## Task objective
Check each line of the data below for the word "this", then extract the ones that have it.

____

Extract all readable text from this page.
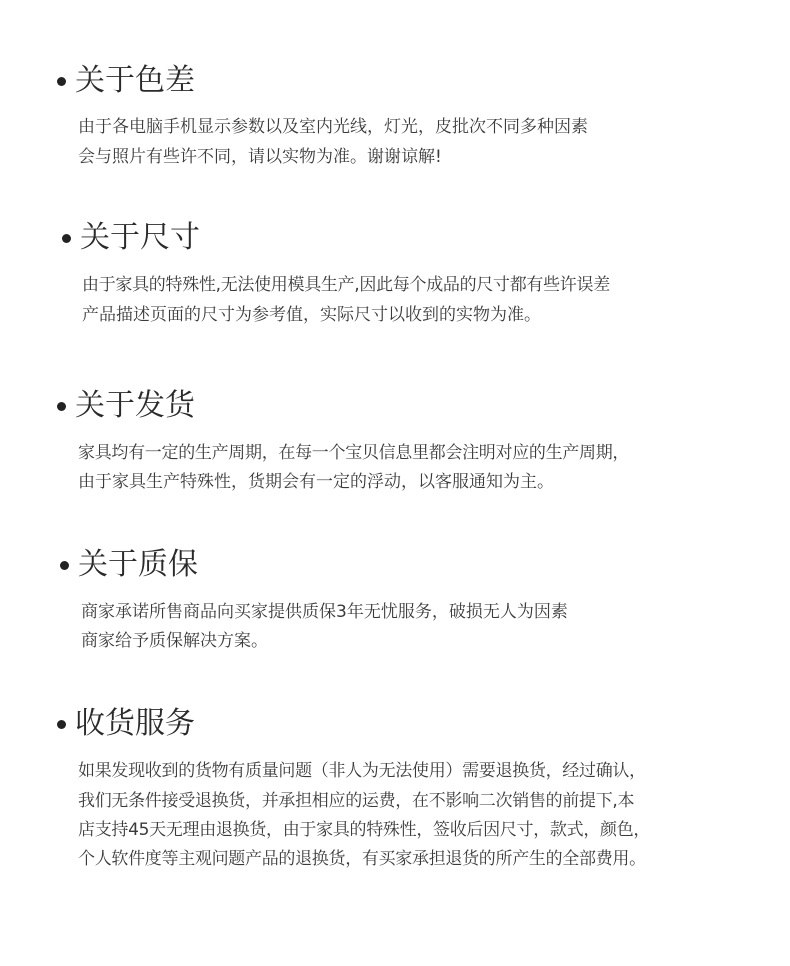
关于色差
由于各电脑手机显示参数以及室内光线，灯光，皮批次不同多种因素
会与照片有些许不同，请以实物为准。谢谢谅解!
关于尺寸
由于家具的特殊性,无法使用模具生产,因此每个成品的尺寸都有些许误差
产品描述页面的尺寸为参考值，实际尺寸以收到的实物为准。
关于发货
家具均有一定的生产周期，在每一个宝贝信息里都会注明对应的生产周期，
由于家具生产特殊性，货期会有一定的浮动，以客服通知为主。
关于质保
商家承诺所售商品向买家提供质保3年无忧服务，破损无人为因素
商家给予质保解决方案。
收货服务
如果发现收到的货物有质量问题（非人为无法使用）需要退换货，经过确认，
我们无条件接受退换货，并承担相应的运费，在不影响二次销售的前提下,本
店支持45天无理由退换货，由于家具的特殊性，签收后因尺寸，款式，颜色，
个人软件度等主观问题产品的退换货，有买家承担退货的所产生的全部费用。
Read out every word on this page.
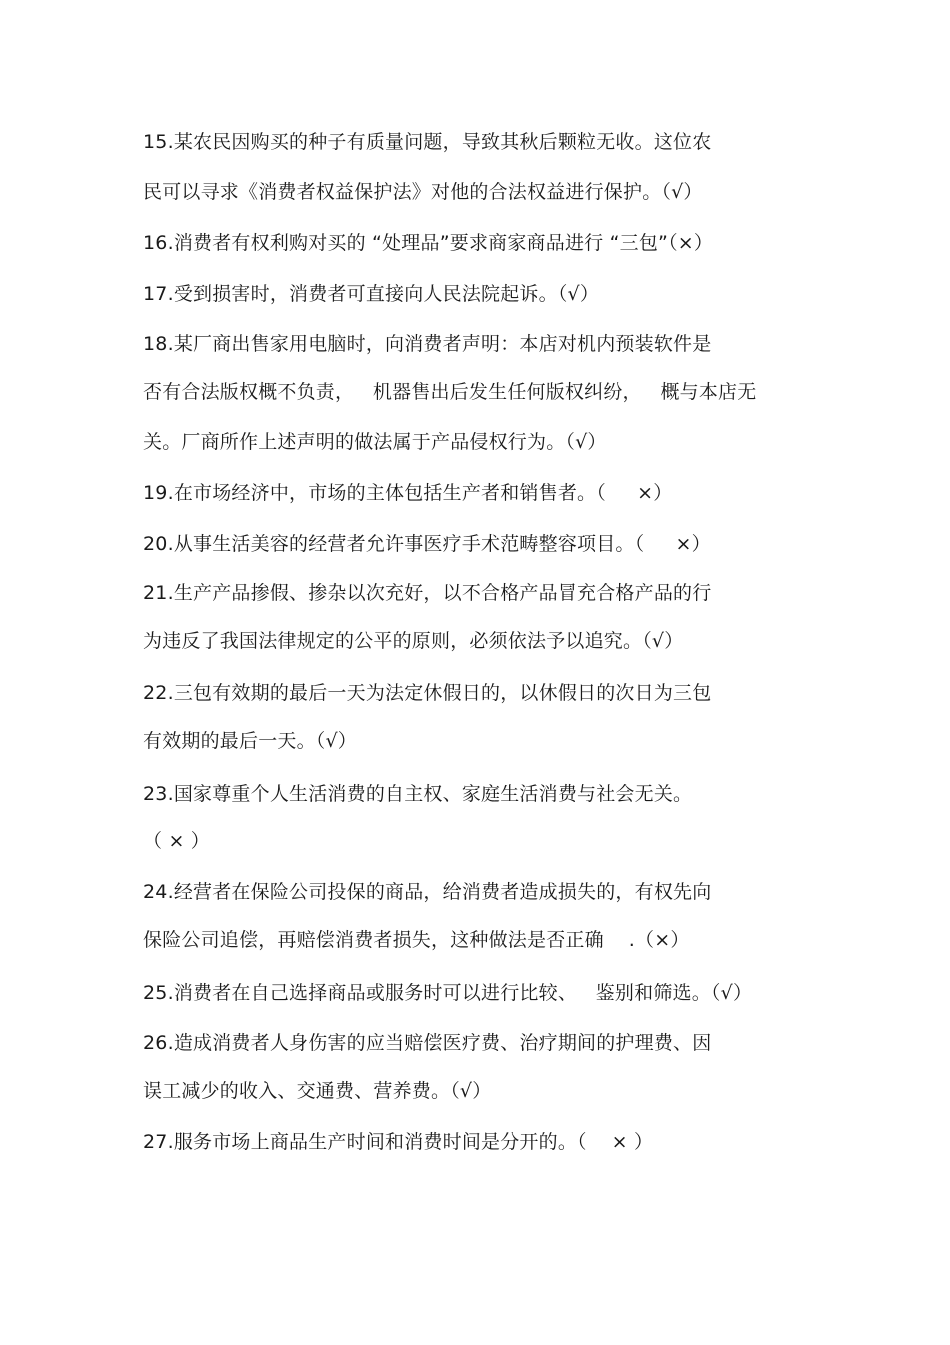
15.某农民因购买的种子有质量问题，导致其秋后颗粒无收。这位农
民可以寻求《消费者权益保护法》对他的合法权益进行保护。（√）
16.消费者有权利购对买的 “处理品”要求商家商品进行 “三包”（×）
17.受到损害时，消费者可直接向人民法院起诉。（√）
18.某厂商出售家用电脑时，向消费者声明：本店对机内预装软件是
否有合法版权概不负责，   机器售出后发生任何版权纠纷，   概与本店无
关。厂商所作上述声明的做法属于产品侵权行为。（√）
19.在市场经济中，市场的主体包括生产者和销售者。（     ×）
20.从事生活美容的经营者允许事医疗手术范畴整容项目。（     ×）
21.生产产品掺假、掺杂以次充好，以不合格产品冒充合格产品的行
为违反了我国法律规定的公平的原则，必须依法予以追究。（√）
22.三包有效期的最后一天为法定休假日的，以休假日的次日为三包
有效期的最后一天。（√）
23.国家尊重个人生活消费的自主权、家庭生活消费与社会无关。
（ × ）
24.经营者在保险公司投保的商品，给消费者造成损失的，有权先向
保险公司追偿，再赔偿消费者损失，这种做法是否正确    .（×）
25.消费者在自己选择商品或服务时可以进行比较、   鉴别和筛选。（√）
26.造成消费者人身伤害的应当赔偿医疗费、治疗期间的护理费、因
误工减少的收入、交通费、营养费。（√）
27.服务市场上商品生产时间和消费时间是分开的。（    × ）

____

## Response to the exercise
Extract all readable text from this page.
Read out every word on this page.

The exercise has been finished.